--- START OF Records ---

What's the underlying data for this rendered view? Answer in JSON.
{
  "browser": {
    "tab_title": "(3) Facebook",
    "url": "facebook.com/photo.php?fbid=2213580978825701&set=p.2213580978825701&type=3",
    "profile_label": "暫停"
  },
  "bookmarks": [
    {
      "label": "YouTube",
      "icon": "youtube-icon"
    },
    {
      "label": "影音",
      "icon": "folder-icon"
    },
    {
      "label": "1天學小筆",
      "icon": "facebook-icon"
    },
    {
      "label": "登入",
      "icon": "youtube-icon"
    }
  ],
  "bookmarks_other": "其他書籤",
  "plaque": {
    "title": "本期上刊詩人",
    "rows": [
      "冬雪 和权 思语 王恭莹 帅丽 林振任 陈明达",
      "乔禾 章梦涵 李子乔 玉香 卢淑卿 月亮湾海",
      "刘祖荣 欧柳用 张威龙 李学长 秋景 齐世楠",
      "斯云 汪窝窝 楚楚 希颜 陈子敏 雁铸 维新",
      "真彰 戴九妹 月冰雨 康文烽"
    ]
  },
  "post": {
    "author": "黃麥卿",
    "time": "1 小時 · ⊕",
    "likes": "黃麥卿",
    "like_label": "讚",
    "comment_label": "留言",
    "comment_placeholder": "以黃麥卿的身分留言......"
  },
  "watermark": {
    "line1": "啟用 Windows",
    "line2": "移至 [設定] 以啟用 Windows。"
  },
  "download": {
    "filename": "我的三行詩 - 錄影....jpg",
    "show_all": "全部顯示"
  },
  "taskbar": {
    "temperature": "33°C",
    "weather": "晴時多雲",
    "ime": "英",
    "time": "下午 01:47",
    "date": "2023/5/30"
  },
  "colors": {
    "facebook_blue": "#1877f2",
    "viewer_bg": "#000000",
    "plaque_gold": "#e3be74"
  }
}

--- END OF Records ---

▸ **What you need to do**: Reproduce all data above, unchanged.

▸ **Result**:
What's the underlying data for this rendered view? Answer in JSON.
{
  "browser": {
    "tab_title": "(3) Facebook",
    "url": "facebook.com/photo.php?fbid=2213580978825701&set=p.2213580978825701&type=3",
    "profile_label": "暫停"
  },
  "bookmarks": [
    {
      "label": "YouTube",
      "icon": "youtube-icon"
    },
    {
      "label": "影音",
      "icon": "folder-icon"
    },
    {
      "label": "1天學小筆",
      "icon": "facebook-icon"
    },
    {
      "label": "登入",
      "icon": "youtube-icon"
    }
  ],
  "bookmarks_other": "其他書籤",
  "plaque": {
    "title": "本期上刊詩人",
    "rows": [
      "冬雪 和权 思语 王恭莹 帅丽 林振任 陈明达",
      "乔禾 章梦涵 李子乔 玉香 卢淑卿 月亮湾海",
      "刘祖荣 欧柳用 张威龙 李学长 秋景 齐世楠",
      "斯云 汪窝窝 楚楚 希颜 陈子敏 雁铸 维新",
      "真彰 戴九妹 月冰雨 康文烽"
    ]
  },
  "post": {
    "author": "黃麥卿",
    "time": "1 小時 · ⊕",
    "likes": "黃麥卿",
    "like_label": "讚",
    "comment_label": "留言",
    "comment_placeholder": "以黃麥卿的身分留言......"
  },
  "watermark": {
    "line1": "啟用 Windows",
    "line2": "移至 [設定] 以啟用 Windows。"
  },
  "download": {
    "filename": "我的三行詩 - 錄影....jpg",
    "show_all": "全部顯示"
  },
  "taskbar": {
    "temperature": "33°C",
    "weather": "晴時多雲",
    "ime": "英",
    "time": "下午 01:47",
    "date": "2023/5/30"
  },
  "colors": {
    "facebook_blue": "#1877f2",
    "viewer_bg": "#000000",
    "plaque_gold": "#e3be74"
  }
}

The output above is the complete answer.